- **WHAT TO WORK ON**:
Spot each line in the records below where the word "Vertical" occurs, then copy it.

Dataset entries
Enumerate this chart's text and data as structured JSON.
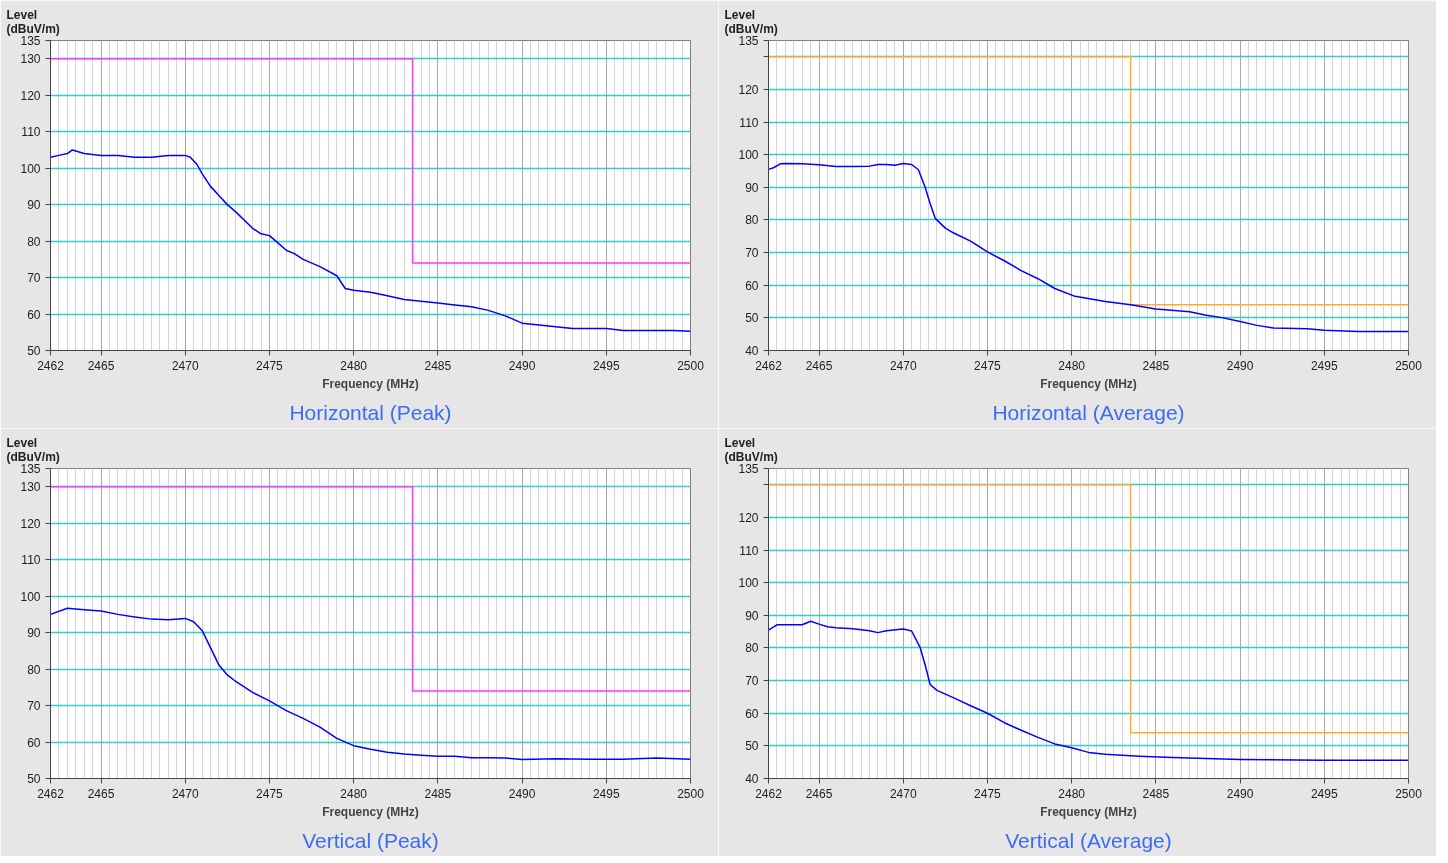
{
  "chart_data": [
    {
      "type": "line",
      "title": "Horizontal (Peak)",
      "xlabel": "Frequency (MHz)",
      "ylabel": "Level (dBuV/m)",
      "xlim": [
        2462,
        2500
      ],
      "ylim": [
        50,
        135
      ],
      "grid": true,
      "xticks": [
        2462,
        {
          "value": 2462.5,
          "label": null
        },
        {
          "value": 2463,
          "label": null
        },
        {
          "value": 2463.5,
          "label": null
        },
        {
          "value": 2464,
          "label": null
        },
        {
          "value": 2464.5,
          "label": null
        },
        2465,
        {
          "value": 2465.5,
          "label": null
        },
        {
          "value": 2466,
          "label": null
        },
        {
          "value": 2466.5,
          "label": null
        },
        {
          "value": 2467,
          "label": null
        },
        {
          "value": 2467.5,
          "label": null
        },
        {
          "value": 2468,
          "label": null
        },
        {
          "value": 2468.5,
          "label": null
        },
        {
          "value": 2469,
          "label": null
        },
        {
          "value": 2469.5,
          "label": null
        },
        2470,
        {
          "value": 2470.5,
          "label": null
        },
        {
          "value": 2471,
          "label": null
        },
        {
          "value": 2471.5,
          "label": null
        },
        {
          "value": 2472,
          "label": null
        },
        {
          "value": 2472.5,
          "label": null
        },
        {
          "value": 2473,
          "label": null
        },
        {
          "value": 2473.5,
          "label": null
        },
        {
          "value": 2474,
          "label": null
        },
        {
          "value": 2474.5,
          "label": null
        },
        2475,
        {
          "value": 2475.5,
          "label": null
        },
        {
          "value": 2476,
          "label": null
        },
        {
          "value": 2476.5,
          "label": null
        },
        {
          "value": 2477,
          "label": null
        },
        {
          "value": 2477.5,
          "label": null
        },
        {
          "value": 2478,
          "label": null
        },
        {
          "value": 2478.5,
          "label": null
        },
        {
          "value": 2479,
          "label": null
        },
        {
          "value": 2479.5,
          "label": null
        },
        2480,
        {
          "value": 2480.5,
          "label": null
        },
        {
          "value": 2481,
          "label": null
        },
        {
          "value": 2481.5,
          "label": null
        },
        {
          "value": 2482,
          "label": null
        },
        {
          "value": 2482.5,
          "label": null
        },
        {
          "value": 2483,
          "label": null
        },
        {
          "value": 2483.5,
          "label": null
        },
        {
          "value": 2484,
          "label": null
        },
        {
          "value": 2484.5,
          "label": null
        },
        2485,
        {
          "value": 2485.5,
          "label": null
        },
        {
          "value": 2486,
          "label": null
        },
        {
          "value": 2486.5,
          "label": null
        },
        {
          "value": 2487,
          "label": null
        },
        {
          "value": 2487.5,
          "label": null
        },
        {
          "value": 2488,
          "label": null
        },
        {
          "value": 2488.5,
          "label": null
        },
        {
          "value": 2489,
          "label": null
        },
        {
          "value": 2489.5,
          "label": null
        },
        2490,
        {
          "value": 2490.5,
          "label": null
        },
        {
          "value": 2491,
          "label": null
        },
        {
          "value": 2491.5,
          "label": null
        },
        {
          "value": 2492,
          "label": null
        },
        {
          "value": 2492.5,
          "label": null
        },
        {
          "value": 2493,
          "label": null
        },
        {
          "value": 2493.5,
          "label": null
        },
        {
          "value": 2494,
          "label": null
        },
        {
          "value": 2494.5,
          "label": null
        },
        2495,
        {
          "value": 2495.5,
          "label": null
        },
        {
          "value": 2496,
          "label": null
        },
        {
          "value": 2496.5,
          "label": null
        },
        {
          "value": 2497,
          "label": null
        },
        {
          "value": 2497.5,
          "label": null
        },
        {
          "value": 2498,
          "label": null
        },
        {
          "value": 2498.5,
          "label": null
        },
        {
          "value": 2499,
          "label": null
        },
        {
          "value": 2499.5,
          "label": null
        },
        2500
      ],
      "yticks": [
        50,
        60,
        70,
        80,
        90,
        100,
        110,
        120,
        130,
        135
      ],
      "series": [
        {
          "color": "#ff33ff",
          "x": [
            2462,
            2483.5,
            2483.5,
            2500
          ],
          "values": [
            130,
            130,
            74,
            74
          ]
        },
        {
          "color": "#0000ff",
          "x": [
            2462,
            2462.5,
            2463,
            2463.3,
            2464,
            2465,
            2466,
            2467,
            2468,
            2469,
            2470,
            2470.3,
            2470.7,
            2471,
            2471.5,
            2472,
            2472.5,
            2473,
            2474,
            2474.5,
            2475,
            2475.5,
            2476,
            2476.5,
            2477,
            2478,
            2479,
            2479.5,
            2480,
            2481,
            2482,
            2483,
            2484,
            2485,
            2486,
            2487,
            2488,
            2489,
            2490,
            2491,
            2492,
            2493,
            2494,
            2495,
            2496,
            2497,
            2498,
            2499,
            2500
          ],
          "values": [
            103,
            103.5,
            104,
            105,
            104,
            103.5,
            103.5,
            103,
            103,
            103.5,
            103.5,
            103,
            101,
            98.5,
            95,
            92.5,
            90,
            88,
            83.5,
            82,
            81.5,
            79.5,
            77.5,
            76.5,
            75,
            73,
            70.5,
            67,
            66.5,
            66,
            65,
            64,
            63.5,
            63,
            62.5,
            62,
            61,
            59.5,
            57.5,
            57,
            56.5,
            56,
            56,
            56,
            55.5,
            55.5,
            55.5,
            55.5,
            55.3
          ]
        }
      ]
    },
    {
      "type": "line",
      "title": "Horizontal (Average)",
      "xlabel": "Frequency (MHz)",
      "ylabel": "Level (dBuV/m)",
      "xlim": [
        2462,
        2500
      ],
      "ylim": [
        40,
        135
      ],
      "grid": true,
      "xticks": [
        2462,
        {
          "value": 2462.5,
          "label": null
        },
        {
          "value": 2463,
          "label": null
        },
        {
          "value": 2463.5,
          "label": null
        },
        {
          "value": 2464,
          "label": null
        },
        {
          "value": 2464.5,
          "label": null
        },
        2465,
        {
          "value": 2465.5,
          "label": null
        },
        {
          "value": 2466,
          "label": null
        },
        {
          "value": 2466.5,
          "label": null
        },
        {
          "value": 2467,
          "label": null
        },
        {
          "value": 2467.5,
          "label": null
        },
        {
          "value": 2468,
          "label": null
        },
        {
          "value": 2468.5,
          "label": null
        },
        {
          "value": 2469,
          "label": null
        },
        {
          "value": 2469.5,
          "label": null
        },
        2470,
        {
          "value": 2470.5,
          "label": null
        },
        {
          "value": 2471,
          "label": null
        },
        {
          "value": 2471.5,
          "label": null
        },
        {
          "value": 2472,
          "label": null
        },
        {
          "value": 2472.5,
          "label": null
        },
        {
          "value": 2473,
          "label": null
        },
        {
          "value": 2473.5,
          "label": null
        },
        {
          "value": 2474,
          "label": null
        },
        {
          "value": 2474.5,
          "label": null
        },
        2475,
        {
          "value": 2475.5,
          "label": null
        },
        {
          "value": 2476,
          "label": null
        },
        {
          "value": 2476.5,
          "label": null
        },
        {
          "value": 2477,
          "label": null
        },
        {
          "value": 2477.5,
          "label": null
        },
        {
          "value": 2478,
          "label": null
        },
        {
          "value": 2478.5,
          "label": null
        },
        {
          "value": 2479,
          "label": null
        },
        {
          "value": 2479.5,
          "label": null
        },
        2480,
        {
          "value": 2480.5,
          "label": null
        },
        {
          "value": 2481,
          "label": null
        },
        {
          "value": 2481.5,
          "label": null
        },
        {
          "value": 2482,
          "label": null
        },
        {
          "value": 2482.5,
          "label": null
        },
        {
          "value": 2483,
          "label": null
        },
        {
          "value": 2483.5,
          "label": null
        },
        {
          "value": 2484,
          "label": null
        },
        {
          "value": 2484.5,
          "label": null
        },
        2485,
        {
          "value": 2485.5,
          "label": null
        },
        {
          "value": 2486,
          "label": null
        },
        {
          "value": 2486.5,
          "label": null
        },
        {
          "value": 2487,
          "label": null
        },
        {
          "value": 2487.5,
          "label": null
        },
        {
          "value": 2488,
          "label": null
        },
        {
          "value": 2488.5,
          "label": null
        },
        {
          "value": 2489,
          "label": null
        },
        {
          "value": 2489.5,
          "label": null
        },
        2490,
        {
          "value": 2490.5,
          "label": null
        },
        {
          "value": 2491,
          "label": null
        },
        {
          "value": 2491.5,
          "label": null
        },
        {
          "value": 2492,
          "label": null
        },
        {
          "value": 2492.5,
          "label": null
        },
        {
          "value": 2493,
          "label": null
        },
        {
          "value": 2493.5,
          "label": null
        },
        {
          "value": 2494,
          "label": null
        },
        {
          "value": 2494.5,
          "label": null
        },
        2495,
        {
          "value": 2495.5,
          "label": null
        },
        {
          "value": 2496,
          "label": null
        },
        {
          "value": 2496.5,
          "label": null
        },
        {
          "value": 2497,
          "label": null
        },
        {
          "value": 2497.5,
          "label": null
        },
        {
          "value": 2498,
          "label": null
        },
        {
          "value": 2498.5,
          "label": null
        },
        {
          "value": 2499,
          "label": null
        },
        {
          "value": 2499.5,
          "label": null
        },
        2500
      ],
      "yticks": [
        40,
        50,
        60,
        70,
        80,
        90,
        100,
        110,
        120,
        {
          "value": 130,
          "label": null
        },
        135
      ],
      "series": [
        {
          "color": "#ffaa33",
          "x": [
            2462,
            2483.5,
            2483.5,
            2500
          ],
          "values": [
            130,
            130,
            54,
            54
          ]
        },
        {
          "color": "#0000ff",
          "x": [
            2462,
            2462.3,
            2462.7,
            2463,
            2464,
            2465,
            2466,
            2467,
            2468,
            2468.5,
            2469,
            2469.5,
            2470,
            2470.5,
            2470.9,
            2471.3,
            2471.6,
            2471.9,
            2472.5,
            2473,
            2474,
            2475,
            2476,
            2477,
            2478,
            2479,
            2480.2,
            2482,
            2483.5,
            2485,
            2487,
            2488,
            2489,
            2490,
            2491,
            2492,
            2494,
            2495,
            2497,
            2500
          ],
          "values": [
            95.5,
            96,
            97.2,
            97.3,
            97.2,
            96.9,
            96.4,
            96.4,
            96.5,
            97,
            97,
            96.8,
            97.3,
            97,
            95.4,
            90,
            85,
            80.5,
            77.5,
            76,
            73.5,
            70.2,
            67.5,
            64.5,
            62,
            59,
            56.6,
            55,
            54,
            52.7,
            51.9,
            50.8,
            50,
            48.9,
            47.7,
            46.9,
            46.7,
            46.2,
            45.8,
            45.8
          ]
        }
      ]
    },
    {
      "type": "line",
      "title": "Vertical (Peak)",
      "xlabel": "Frequency (MHz)",
      "ylabel": "Level (dBuV/m)",
      "xlim": [
        2462,
        2500
      ],
      "ylim": [
        50,
        135
      ],
      "grid": true,
      "xticks": [
        2462,
        {
          "value": 2462.5,
          "label": null
        },
        {
          "value": 2463,
          "label": null
        },
        {
          "value": 2463.5,
          "label": null
        },
        {
          "value": 2464,
          "label": null
        },
        {
          "value": 2464.5,
          "label": null
        },
        2465,
        {
          "value": 2465.5,
          "label": null
        },
        {
          "value": 2466,
          "label": null
        },
        {
          "value": 2466.5,
          "label": null
        },
        {
          "value": 2467,
          "label": null
        },
        {
          "value": 2467.5,
          "label": null
        },
        {
          "value": 2468,
          "label": null
        },
        {
          "value": 2468.5,
          "label": null
        },
        {
          "value": 2469,
          "label": null
        },
        {
          "value": 2469.5,
          "label": null
        },
        2470,
        {
          "value": 2470.5,
          "label": null
        },
        {
          "value": 2471,
          "label": null
        },
        {
          "value": 2471.5,
          "label": null
        },
        {
          "value": 2472,
          "label": null
        },
        {
          "value": 2472.5,
          "label": null
        },
        {
          "value": 2473,
          "label": null
        },
        {
          "value": 2473.5,
          "label": null
        },
        {
          "value": 2474,
          "label": null
        },
        {
          "value": 2474.5,
          "label": null
        },
        2475,
        {
          "value": 2475.5,
          "label": null
        },
        {
          "value": 2476,
          "label": null
        },
        {
          "value": 2476.5,
          "label": null
        },
        {
          "value": 2477,
          "label": null
        },
        {
          "value": 2477.5,
          "label": null
        },
        {
          "value": 2478,
          "label": null
        },
        {
          "value": 2478.5,
          "label": null
        },
        {
          "value": 2479,
          "label": null
        },
        {
          "value": 2479.5,
          "label": null
        },
        2480,
        {
          "value": 2480.5,
          "label": null
        },
        {
          "value": 2481,
          "label": null
        },
        {
          "value": 2481.5,
          "label": null
        },
        {
          "value": 2482,
          "label": null
        },
        {
          "value": 2482.5,
          "label": null
        },
        {
          "value": 2483,
          "label": null
        },
        {
          "value": 2483.5,
          "label": null
        },
        {
          "value": 2484,
          "label": null
        },
        {
          "value": 2484.5,
          "label": null
        },
        2485,
        {
          "value": 2485.5,
          "label": null
        },
        {
          "value": 2486,
          "label": null
        },
        {
          "value": 2486.5,
          "label": null
        },
        {
          "value": 2487,
          "label": null
        },
        {
          "value": 2487.5,
          "label": null
        },
        {
          "value": 2488,
          "label": null
        },
        {
          "value": 2488.5,
          "label": null
        },
        {
          "value": 2489,
          "label": null
        },
        {
          "value": 2489.5,
          "label": null
        },
        2490,
        {
          "value": 2490.5,
          "label": null
        },
        {
          "value": 2491,
          "label": null
        },
        {
          "value": 2491.5,
          "label": null
        },
        {
          "value": 2492,
          "label": null
        },
        {
          "value": 2492.5,
          "label": null
        },
        {
          "value": 2493,
          "label": null
        },
        {
          "value": 2493.5,
          "label": null
        },
        {
          "value": 2494,
          "label": null
        },
        {
          "value": 2494.5,
          "label": null
        },
        2495,
        {
          "value": 2495.5,
          "label": null
        },
        {
          "value": 2496,
          "label": null
        },
        {
          "value": 2496.5,
          "label": null
        },
        {
          "value": 2497,
          "label": null
        },
        {
          "value": 2497.5,
          "label": null
        },
        {
          "value": 2498,
          "label": null
        },
        {
          "value": 2498.5,
          "label": null
        },
        {
          "value": 2499,
          "label": null
        },
        {
          "value": 2499.5,
          "label": null
        },
        2500
      ],
      "yticks": [
        50,
        60,
        70,
        80,
        90,
        100,
        110,
        120,
        130,
        135
      ],
      "series": [
        {
          "color": "#ff33ff",
          "x": [
            2462,
            2483.5,
            2483.5,
            2500
          ],
          "values": [
            130,
            130,
            74,
            74
          ]
        },
        {
          "color": "#0000ff",
          "x": [
            2462,
            2463,
            2464,
            2465,
            2466,
            2467,
            2468,
            2469,
            2470,
            2470.5,
            2471,
            2471.5,
            2472,
            2472.5,
            2473,
            2474,
            2475,
            2476,
            2477,
            2478,
            2479,
            2480,
            2481,
            2482,
            2483,
            2484,
            2485,
            2486,
            2487,
            2488,
            2489,
            2490,
            2492,
            2494,
            2496,
            2498,
            2500
          ],
          "values": [
            95,
            96.7,
            96.3,
            95.9,
            95,
            94.3,
            93.7,
            93.5,
            93.9,
            93,
            90.6,
            85.9,
            81.1,
            78.4,
            76.6,
            73.6,
            71.3,
            68.6,
            66.5,
            64.1,
            61,
            59,
            58,
            57.2,
            56.7,
            56.4,
            56.1,
            56.1,
            55.7,
            55.7,
            55.6,
            55.2,
            55.4,
            55.3,
            55.3,
            55.6,
            55.3
          ]
        }
      ]
    },
    {
      "type": "line",
      "title": "Vertical (Average)",
      "xlabel": "Frequency (MHz)",
      "ylabel": "Level (dBuV/m)",
      "xlim": [
        2462,
        2500
      ],
      "ylim": [
        40,
        135
      ],
      "grid": true,
      "xticks": [
        2462,
        {
          "value": 2462.5,
          "label": null
        },
        {
          "value": 2463,
          "label": null
        },
        {
          "value": 2463.5,
          "label": null
        },
        {
          "value": 2464,
          "label": null
        },
        {
          "value": 2464.5,
          "label": null
        },
        2465,
        {
          "value": 2465.5,
          "label": null
        },
        {
          "value": 2466,
          "label": null
        },
        {
          "value": 2466.5,
          "label": null
        },
        {
          "value": 2467,
          "label": null
        },
        {
          "value": 2467.5,
          "label": null
        },
        {
          "value": 2468,
          "label": null
        },
        {
          "value": 2468.5,
          "label": null
        },
        {
          "value": 2469,
          "label": null
        },
        {
          "value": 2469.5,
          "label": null
        },
        2470,
        {
          "value": 2470.5,
          "label": null
        },
        {
          "value": 2471,
          "label": null
        },
        {
          "value": 2471.5,
          "label": null
        },
        {
          "value": 2472,
          "label": null
        },
        {
          "value": 2472.5,
          "label": null
        },
        {
          "value": 2473,
          "label": null
        },
        {
          "value": 2473.5,
          "label": null
        },
        {
          "value": 2474,
          "label": null
        },
        {
          "value": 2474.5,
          "label": null
        },
        2475,
        {
          "value": 2475.5,
          "label": null
        },
        {
          "value": 2476,
          "label": null
        },
        {
          "value": 2476.5,
          "label": null
        },
        {
          "value": 2477,
          "label": null
        },
        {
          "value": 2477.5,
          "label": null
        },
        {
          "value": 2478,
          "label": null
        },
        {
          "value": 2478.5,
          "label": null
        },
        {
          "value": 2479,
          "label": null
        },
        {
          "value": 2479.5,
          "label": null
        },
        2480,
        {
          "value": 2480.5,
          "label": null
        },
        {
          "value": 2481,
          "label": null
        },
        {
          "value": 2481.5,
          "label": null
        },
        {
          "value": 2482,
          "label": null
        },
        {
          "value": 2482.5,
          "label": null
        },
        {
          "value": 2483,
          "label": null
        },
        {
          "value": 2483.5,
          "label": null
        },
        {
          "value": 2484,
          "label": null
        },
        {
          "value": 2484.5,
          "label": null
        },
        2485,
        {
          "value": 2485.5,
          "label": null
        },
        {
          "value": 2486,
          "label": null
        },
        {
          "value": 2486.5,
          "label": null
        },
        {
          "value": 2487,
          "label": null
        },
        {
          "value": 2487.5,
          "label": null
        },
        {
          "value": 2488,
          "label": null
        },
        {
          "value": 2488.5,
          "label": null
        },
        {
          "value": 2489,
          "label": null
        },
        {
          "value": 2489.5,
          "label": null
        },
        2490,
        {
          "value": 2490.5,
          "label": null
        },
        {
          "value": 2491,
          "label": null
        },
        {
          "value": 2491.5,
          "label": null
        },
        {
          "value": 2492,
          "label": null
        },
        {
          "value": 2492.5,
          "label": null
        },
        {
          "value": 2493,
          "label": null
        },
        {
          "value": 2493.5,
          "label": null
        },
        {
          "value": 2494,
          "label": null
        },
        {
          "value": 2494.5,
          "label": null
        },
        2495,
        {
          "value": 2495.5,
          "label": null
        },
        {
          "value": 2496,
          "label": null
        },
        {
          "value": 2496.5,
          "label": null
        },
        {
          "value": 2497,
          "label": null
        },
        {
          "value": 2497.5,
          "label": null
        },
        {
          "value": 2498,
          "label": null
        },
        {
          "value": 2498.5,
          "label": null
        },
        {
          "value": 2499,
          "label": null
        },
        {
          "value": 2499.5,
          "label": null
        },
        2500
      ],
      "yticks": [
        40,
        50,
        60,
        70,
        80,
        90,
        100,
        110,
        120,
        {
          "value": 130,
          "label": null
        },
        135
      ],
      "series": [
        {
          "color": "#ffaa33",
          "x": [
            2462,
            2483.5,
            2483.5,
            2500
          ],
          "values": [
            130,
            130,
            54,
            54
          ]
        },
        {
          "color": "#0000ff",
          "x": [
            2462,
            2462.5,
            2463,
            2464,
            2464.5,
            2465,
            2465.5,
            2466,
            2467,
            2468,
            2468.5,
            2469,
            2470,
            2470.5,
            2471,
            2471.3,
            2471.6,
            2472,
            2473,
            2474,
            2475,
            2476,
            2477,
            2478,
            2479,
            2480,
            2481,
            2482,
            2484,
            2486,
            2488,
            2490,
            2495,
            2500
          ],
          "values": [
            85.5,
            87.1,
            87.1,
            87.1,
            88.2,
            87.3,
            86.5,
            86.2,
            85.9,
            85.3,
            84.7,
            85.3,
            85.8,
            85.2,
            80.2,
            74.8,
            68.8,
            67,
            64.7,
            62.3,
            60,
            57.1,
            54.8,
            52.6,
            50.6,
            49.4,
            48,
            47.4,
            46.8,
            46.4,
            46.1,
            45.8,
            45.6,
            45.6
          ]
        }
      ]
    }
  ]
}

- **EXERCISE ANSWER**:
      "title": "Vertical (Peak)",
      "title": "Vertical (Average)",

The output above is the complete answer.